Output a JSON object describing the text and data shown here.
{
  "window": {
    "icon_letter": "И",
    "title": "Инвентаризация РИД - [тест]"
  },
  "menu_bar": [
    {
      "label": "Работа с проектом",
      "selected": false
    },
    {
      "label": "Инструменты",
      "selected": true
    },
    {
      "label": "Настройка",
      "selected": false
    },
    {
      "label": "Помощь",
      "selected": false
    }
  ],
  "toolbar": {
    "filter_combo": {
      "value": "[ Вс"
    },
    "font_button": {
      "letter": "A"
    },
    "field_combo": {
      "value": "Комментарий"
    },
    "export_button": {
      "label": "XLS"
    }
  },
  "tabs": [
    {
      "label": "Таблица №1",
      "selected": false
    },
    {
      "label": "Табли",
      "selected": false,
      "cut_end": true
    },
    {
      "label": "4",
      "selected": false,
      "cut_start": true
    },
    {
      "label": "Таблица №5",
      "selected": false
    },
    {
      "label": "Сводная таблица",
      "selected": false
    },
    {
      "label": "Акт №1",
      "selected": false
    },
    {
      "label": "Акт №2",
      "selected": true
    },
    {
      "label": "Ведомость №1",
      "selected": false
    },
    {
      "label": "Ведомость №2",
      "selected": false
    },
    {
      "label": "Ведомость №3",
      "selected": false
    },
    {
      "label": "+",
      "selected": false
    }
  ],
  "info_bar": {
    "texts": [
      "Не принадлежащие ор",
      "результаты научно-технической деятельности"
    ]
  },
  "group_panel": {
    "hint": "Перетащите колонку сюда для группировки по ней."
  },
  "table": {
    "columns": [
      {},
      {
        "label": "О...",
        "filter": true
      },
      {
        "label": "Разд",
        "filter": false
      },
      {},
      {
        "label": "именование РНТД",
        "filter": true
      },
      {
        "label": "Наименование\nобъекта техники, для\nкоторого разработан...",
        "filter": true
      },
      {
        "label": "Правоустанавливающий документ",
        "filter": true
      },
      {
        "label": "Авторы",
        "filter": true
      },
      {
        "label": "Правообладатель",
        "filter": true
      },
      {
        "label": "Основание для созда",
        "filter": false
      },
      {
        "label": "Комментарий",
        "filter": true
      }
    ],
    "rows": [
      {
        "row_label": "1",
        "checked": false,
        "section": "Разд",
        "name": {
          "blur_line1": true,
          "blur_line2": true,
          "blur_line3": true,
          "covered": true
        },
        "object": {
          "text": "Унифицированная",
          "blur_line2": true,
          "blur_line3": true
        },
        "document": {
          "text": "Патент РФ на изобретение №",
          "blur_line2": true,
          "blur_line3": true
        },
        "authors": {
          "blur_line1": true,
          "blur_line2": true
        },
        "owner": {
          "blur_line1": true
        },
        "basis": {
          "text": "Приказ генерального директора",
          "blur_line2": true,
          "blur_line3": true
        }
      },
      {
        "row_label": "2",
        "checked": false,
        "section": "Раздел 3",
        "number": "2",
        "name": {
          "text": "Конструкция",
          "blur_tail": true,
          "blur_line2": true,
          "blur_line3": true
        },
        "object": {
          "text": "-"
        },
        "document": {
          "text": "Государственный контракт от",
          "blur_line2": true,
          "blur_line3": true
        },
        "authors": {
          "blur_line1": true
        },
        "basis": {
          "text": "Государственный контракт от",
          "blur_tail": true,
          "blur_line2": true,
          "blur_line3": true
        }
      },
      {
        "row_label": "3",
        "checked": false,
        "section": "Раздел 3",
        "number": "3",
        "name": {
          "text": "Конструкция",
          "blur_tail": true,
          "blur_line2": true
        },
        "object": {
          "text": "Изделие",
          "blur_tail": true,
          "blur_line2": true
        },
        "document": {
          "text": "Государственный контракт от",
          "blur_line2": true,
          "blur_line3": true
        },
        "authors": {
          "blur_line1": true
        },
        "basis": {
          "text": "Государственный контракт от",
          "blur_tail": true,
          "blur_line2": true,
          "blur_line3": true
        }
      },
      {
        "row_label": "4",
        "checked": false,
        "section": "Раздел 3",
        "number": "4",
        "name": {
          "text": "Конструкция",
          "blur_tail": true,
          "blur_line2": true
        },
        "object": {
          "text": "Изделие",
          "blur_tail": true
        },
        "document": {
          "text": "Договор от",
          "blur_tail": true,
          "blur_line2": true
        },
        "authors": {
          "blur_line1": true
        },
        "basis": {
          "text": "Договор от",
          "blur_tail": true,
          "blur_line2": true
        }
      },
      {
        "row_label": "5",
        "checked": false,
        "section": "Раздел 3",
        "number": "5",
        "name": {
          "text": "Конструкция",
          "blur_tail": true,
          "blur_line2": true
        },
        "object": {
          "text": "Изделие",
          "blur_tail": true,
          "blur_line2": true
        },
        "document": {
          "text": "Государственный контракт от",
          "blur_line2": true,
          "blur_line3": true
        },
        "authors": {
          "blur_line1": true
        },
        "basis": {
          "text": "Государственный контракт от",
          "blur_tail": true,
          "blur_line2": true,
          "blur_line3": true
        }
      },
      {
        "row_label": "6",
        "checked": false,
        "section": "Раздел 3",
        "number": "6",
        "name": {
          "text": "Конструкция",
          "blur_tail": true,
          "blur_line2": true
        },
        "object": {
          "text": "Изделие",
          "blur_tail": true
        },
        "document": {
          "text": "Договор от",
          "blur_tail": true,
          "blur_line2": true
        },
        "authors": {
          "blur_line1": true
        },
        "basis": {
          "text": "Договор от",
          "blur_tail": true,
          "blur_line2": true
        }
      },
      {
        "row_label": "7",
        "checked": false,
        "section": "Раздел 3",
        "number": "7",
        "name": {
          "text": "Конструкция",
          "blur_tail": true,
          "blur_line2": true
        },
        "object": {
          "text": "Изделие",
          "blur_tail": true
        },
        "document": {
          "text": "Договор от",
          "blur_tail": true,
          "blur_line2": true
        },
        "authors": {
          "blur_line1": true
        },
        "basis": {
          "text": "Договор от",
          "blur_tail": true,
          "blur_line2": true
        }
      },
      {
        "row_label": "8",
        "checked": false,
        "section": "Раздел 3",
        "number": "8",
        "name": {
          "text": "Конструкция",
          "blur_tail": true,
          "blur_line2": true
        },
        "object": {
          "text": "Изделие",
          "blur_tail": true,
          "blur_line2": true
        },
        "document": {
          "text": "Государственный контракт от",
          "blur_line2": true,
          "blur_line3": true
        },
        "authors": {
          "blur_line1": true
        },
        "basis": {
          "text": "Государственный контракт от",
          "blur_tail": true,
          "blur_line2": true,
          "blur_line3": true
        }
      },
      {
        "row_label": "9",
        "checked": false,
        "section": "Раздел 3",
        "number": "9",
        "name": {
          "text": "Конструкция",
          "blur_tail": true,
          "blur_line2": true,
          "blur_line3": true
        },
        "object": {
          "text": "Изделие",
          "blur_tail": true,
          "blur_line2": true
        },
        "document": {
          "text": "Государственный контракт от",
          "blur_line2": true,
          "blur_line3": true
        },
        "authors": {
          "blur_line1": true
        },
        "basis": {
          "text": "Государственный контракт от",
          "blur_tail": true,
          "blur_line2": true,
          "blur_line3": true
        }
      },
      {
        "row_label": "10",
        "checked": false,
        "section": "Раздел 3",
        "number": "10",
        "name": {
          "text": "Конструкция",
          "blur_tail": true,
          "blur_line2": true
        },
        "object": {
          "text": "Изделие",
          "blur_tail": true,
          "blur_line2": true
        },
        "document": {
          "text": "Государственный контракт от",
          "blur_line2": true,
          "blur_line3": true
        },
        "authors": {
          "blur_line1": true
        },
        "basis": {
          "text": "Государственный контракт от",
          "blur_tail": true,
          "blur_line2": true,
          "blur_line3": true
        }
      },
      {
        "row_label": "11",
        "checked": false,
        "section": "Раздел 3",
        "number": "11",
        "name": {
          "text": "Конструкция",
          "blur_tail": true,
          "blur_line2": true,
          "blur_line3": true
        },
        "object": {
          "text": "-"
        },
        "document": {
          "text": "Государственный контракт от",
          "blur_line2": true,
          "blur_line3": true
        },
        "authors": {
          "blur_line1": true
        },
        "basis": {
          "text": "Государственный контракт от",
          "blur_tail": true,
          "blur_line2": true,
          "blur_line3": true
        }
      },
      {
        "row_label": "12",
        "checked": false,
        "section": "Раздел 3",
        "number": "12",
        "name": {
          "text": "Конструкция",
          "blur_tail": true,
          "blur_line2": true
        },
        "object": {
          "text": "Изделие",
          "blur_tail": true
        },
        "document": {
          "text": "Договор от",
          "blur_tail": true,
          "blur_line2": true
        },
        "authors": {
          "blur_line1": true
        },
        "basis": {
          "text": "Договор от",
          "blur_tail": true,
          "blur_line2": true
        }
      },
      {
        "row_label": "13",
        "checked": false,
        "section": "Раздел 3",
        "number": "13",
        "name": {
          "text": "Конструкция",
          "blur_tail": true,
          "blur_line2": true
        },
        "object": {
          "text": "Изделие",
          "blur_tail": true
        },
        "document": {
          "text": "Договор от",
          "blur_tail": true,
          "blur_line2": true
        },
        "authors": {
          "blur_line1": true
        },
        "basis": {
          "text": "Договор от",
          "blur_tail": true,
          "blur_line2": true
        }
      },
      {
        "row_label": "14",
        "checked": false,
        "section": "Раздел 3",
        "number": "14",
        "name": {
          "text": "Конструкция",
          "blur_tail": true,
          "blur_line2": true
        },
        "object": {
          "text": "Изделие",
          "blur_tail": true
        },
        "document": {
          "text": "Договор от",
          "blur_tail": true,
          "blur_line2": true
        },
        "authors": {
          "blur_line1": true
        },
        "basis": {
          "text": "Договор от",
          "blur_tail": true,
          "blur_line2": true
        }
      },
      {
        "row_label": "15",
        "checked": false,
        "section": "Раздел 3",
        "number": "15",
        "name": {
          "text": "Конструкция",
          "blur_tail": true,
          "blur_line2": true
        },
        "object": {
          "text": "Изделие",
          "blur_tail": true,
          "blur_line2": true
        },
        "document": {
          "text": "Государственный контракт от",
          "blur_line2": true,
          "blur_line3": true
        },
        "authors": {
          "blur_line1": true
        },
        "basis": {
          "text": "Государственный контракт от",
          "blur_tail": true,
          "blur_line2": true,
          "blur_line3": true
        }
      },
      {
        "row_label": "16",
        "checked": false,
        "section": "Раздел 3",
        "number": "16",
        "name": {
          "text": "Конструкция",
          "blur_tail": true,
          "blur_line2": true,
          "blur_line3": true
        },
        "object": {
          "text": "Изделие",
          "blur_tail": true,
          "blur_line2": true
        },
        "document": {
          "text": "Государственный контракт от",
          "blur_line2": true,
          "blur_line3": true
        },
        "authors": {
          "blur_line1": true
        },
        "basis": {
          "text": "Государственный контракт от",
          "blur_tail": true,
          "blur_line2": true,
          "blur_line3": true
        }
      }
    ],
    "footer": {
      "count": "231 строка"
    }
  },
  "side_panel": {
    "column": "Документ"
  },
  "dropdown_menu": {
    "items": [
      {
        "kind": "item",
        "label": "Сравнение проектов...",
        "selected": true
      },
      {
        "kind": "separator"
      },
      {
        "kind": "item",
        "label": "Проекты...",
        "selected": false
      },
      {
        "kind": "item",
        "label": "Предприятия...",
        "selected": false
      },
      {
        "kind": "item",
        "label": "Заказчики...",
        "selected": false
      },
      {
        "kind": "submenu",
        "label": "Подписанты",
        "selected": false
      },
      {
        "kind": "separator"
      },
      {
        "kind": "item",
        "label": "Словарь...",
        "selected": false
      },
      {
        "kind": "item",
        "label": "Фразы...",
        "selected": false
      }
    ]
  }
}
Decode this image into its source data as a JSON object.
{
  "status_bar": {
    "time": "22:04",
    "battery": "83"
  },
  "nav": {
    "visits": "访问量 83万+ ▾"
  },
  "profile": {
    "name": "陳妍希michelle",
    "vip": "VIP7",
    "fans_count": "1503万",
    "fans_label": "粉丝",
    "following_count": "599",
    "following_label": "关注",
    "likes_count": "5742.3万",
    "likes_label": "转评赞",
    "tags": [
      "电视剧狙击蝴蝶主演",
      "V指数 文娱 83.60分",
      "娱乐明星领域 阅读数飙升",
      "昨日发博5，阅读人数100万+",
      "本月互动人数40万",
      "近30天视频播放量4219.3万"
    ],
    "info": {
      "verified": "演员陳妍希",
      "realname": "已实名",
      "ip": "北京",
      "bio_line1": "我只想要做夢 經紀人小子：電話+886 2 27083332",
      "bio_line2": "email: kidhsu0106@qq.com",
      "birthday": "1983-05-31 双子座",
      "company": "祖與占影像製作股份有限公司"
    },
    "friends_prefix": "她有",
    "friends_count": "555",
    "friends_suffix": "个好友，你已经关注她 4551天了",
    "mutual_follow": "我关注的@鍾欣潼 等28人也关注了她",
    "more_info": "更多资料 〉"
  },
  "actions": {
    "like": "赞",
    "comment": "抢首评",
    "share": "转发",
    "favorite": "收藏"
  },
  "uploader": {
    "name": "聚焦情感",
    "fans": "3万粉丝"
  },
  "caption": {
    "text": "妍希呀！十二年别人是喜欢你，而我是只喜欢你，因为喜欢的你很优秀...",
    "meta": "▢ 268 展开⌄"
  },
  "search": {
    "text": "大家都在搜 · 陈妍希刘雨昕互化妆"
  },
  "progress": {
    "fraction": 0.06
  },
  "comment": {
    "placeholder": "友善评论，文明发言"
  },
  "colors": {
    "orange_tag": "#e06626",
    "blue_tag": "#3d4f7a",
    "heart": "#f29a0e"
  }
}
——
§ **Problem to solve**
Only the lines from the one containing "Decode this image" through the end of the entries above belong in the answer; repeat them exactly.

§ **Solution for this task**
Decode this image into its source data as a JSON object.
{
  "status_bar": {
    "time": "22:04",
    "battery": "83"
  },
  "nav": {
    "visits": "访问量 83万+ ▾"
  },
  "profile": {
    "name": "陳妍希michelle",
    "vip": "VIP7",
    "fans_count": "1503万",
    "fans_label": "粉丝",
    "following_count": "599",
    "following_label": "关注",
    "likes_count": "5742.3万",
    "likes_label": "转评赞",
    "tags": [
      "电视剧狙击蝴蝶主演",
      "V指数 文娱 83.60分",
      "娱乐明星领域 阅读数飙升",
      "昨日发博5，阅读人数100万+",
      "本月互动人数40万",
      "近30天视频播放量4219.3万"
    ],
    "info": {
      "verified": "演员陳妍希",
      "realname": "已实名",
      "ip": "北京",
      "bio_line1": "我只想要做夢 經紀人小子：電話+886 2 27083332",
      "bio_line2": "email: kidhsu0106@qq.com",
      "birthday": "1983-05-31 双子座",
      "company": "祖與占影像製作股份有限公司"
    },
    "friends_prefix": "她有",
    "friends_count": "555",
    "friends_suffix": "个好友，你已经关注她 4551天了",
    "mutual_follow": "我关注的@鍾欣潼 等28人也关注了她",
    "more_info": "更多资料 〉"
  },
  "actions": {
    "like": "赞",
    "comment": "抢首评",
    "share": "转发",
    "favorite": "收藏"
  },
  "uploader": {
    "name": "聚焦情感",
    "fans": "3万粉丝"
  },
  "caption": {
    "text": "妍希呀！十二年别人是喜欢你，而我是只喜欢你，因为喜欢的你很优秀...",
    "meta": "▢ 268 展开⌄"
  },
  "search": {
    "text": "大家都在搜 · 陈妍希刘雨昕互化妆"
  },
  "progress": {
    "fraction": 0.06
  },
  "comment": {
    "placeholder": "友善评论，文明发言"
  },
  "colors": {
    "orange_tag": "#e06626",
    "blue_tag": "#3d4f7a",
    "heart": "#f29a0e"
  }
}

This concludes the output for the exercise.